[Items listed in a dataset]
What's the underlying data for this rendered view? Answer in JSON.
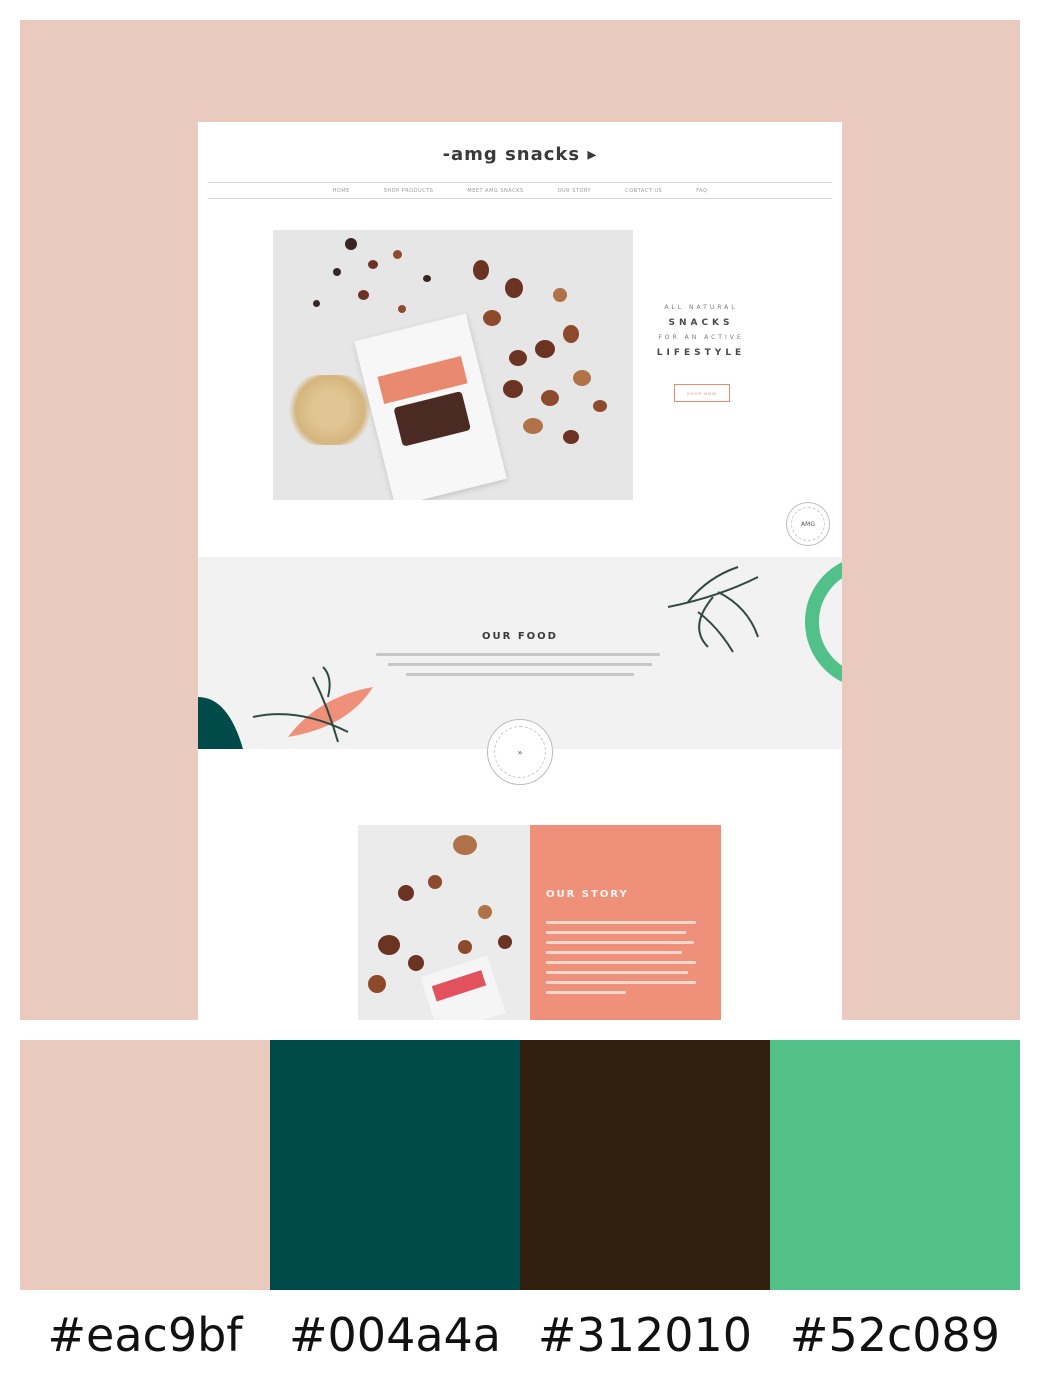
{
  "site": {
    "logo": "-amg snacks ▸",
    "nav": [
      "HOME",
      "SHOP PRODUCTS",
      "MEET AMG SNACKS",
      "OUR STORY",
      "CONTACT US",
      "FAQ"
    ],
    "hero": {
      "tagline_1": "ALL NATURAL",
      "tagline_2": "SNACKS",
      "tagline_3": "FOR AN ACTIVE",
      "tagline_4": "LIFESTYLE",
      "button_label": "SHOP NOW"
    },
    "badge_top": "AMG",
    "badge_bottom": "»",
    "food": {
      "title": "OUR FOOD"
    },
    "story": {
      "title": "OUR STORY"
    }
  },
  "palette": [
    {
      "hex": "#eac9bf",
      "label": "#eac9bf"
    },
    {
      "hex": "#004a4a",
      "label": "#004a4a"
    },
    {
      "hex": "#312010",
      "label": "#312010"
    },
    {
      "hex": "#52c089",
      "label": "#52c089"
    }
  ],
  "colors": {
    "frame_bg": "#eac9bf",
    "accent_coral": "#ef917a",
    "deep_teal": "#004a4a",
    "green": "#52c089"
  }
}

* * *

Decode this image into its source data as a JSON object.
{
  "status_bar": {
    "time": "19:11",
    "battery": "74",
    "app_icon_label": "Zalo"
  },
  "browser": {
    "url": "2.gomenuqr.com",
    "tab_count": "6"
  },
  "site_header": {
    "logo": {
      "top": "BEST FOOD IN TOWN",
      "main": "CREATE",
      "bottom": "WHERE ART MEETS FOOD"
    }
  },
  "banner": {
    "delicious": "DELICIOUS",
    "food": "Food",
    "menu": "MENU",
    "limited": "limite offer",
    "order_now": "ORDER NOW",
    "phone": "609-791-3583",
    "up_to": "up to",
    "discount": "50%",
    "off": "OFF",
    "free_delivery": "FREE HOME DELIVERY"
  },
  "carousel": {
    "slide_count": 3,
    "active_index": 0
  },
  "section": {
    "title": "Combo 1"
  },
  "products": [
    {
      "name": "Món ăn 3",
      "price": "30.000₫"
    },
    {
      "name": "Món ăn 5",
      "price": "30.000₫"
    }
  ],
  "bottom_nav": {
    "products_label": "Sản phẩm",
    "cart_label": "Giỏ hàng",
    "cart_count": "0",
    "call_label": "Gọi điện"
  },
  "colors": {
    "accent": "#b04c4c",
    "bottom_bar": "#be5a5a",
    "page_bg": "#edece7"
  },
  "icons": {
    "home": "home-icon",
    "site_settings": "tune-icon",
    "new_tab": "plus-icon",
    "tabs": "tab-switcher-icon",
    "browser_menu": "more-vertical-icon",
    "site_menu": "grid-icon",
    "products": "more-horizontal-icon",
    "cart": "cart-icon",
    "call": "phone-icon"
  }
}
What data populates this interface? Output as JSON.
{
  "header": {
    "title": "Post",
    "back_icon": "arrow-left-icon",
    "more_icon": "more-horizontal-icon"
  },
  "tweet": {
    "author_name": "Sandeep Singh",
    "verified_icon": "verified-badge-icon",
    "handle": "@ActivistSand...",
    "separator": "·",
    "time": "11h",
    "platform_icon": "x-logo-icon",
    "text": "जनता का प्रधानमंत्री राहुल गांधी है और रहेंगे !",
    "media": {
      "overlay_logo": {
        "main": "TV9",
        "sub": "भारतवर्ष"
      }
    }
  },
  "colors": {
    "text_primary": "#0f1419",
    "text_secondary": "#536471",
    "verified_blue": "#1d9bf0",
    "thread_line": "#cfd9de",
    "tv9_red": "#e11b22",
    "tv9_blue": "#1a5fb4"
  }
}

● **What you should do**:
Pick out each line containing "SHOP" and report it.

● **Answer to this task**:
      "SHOP PRODUCTS",
      "button_label": "SHOP NOW"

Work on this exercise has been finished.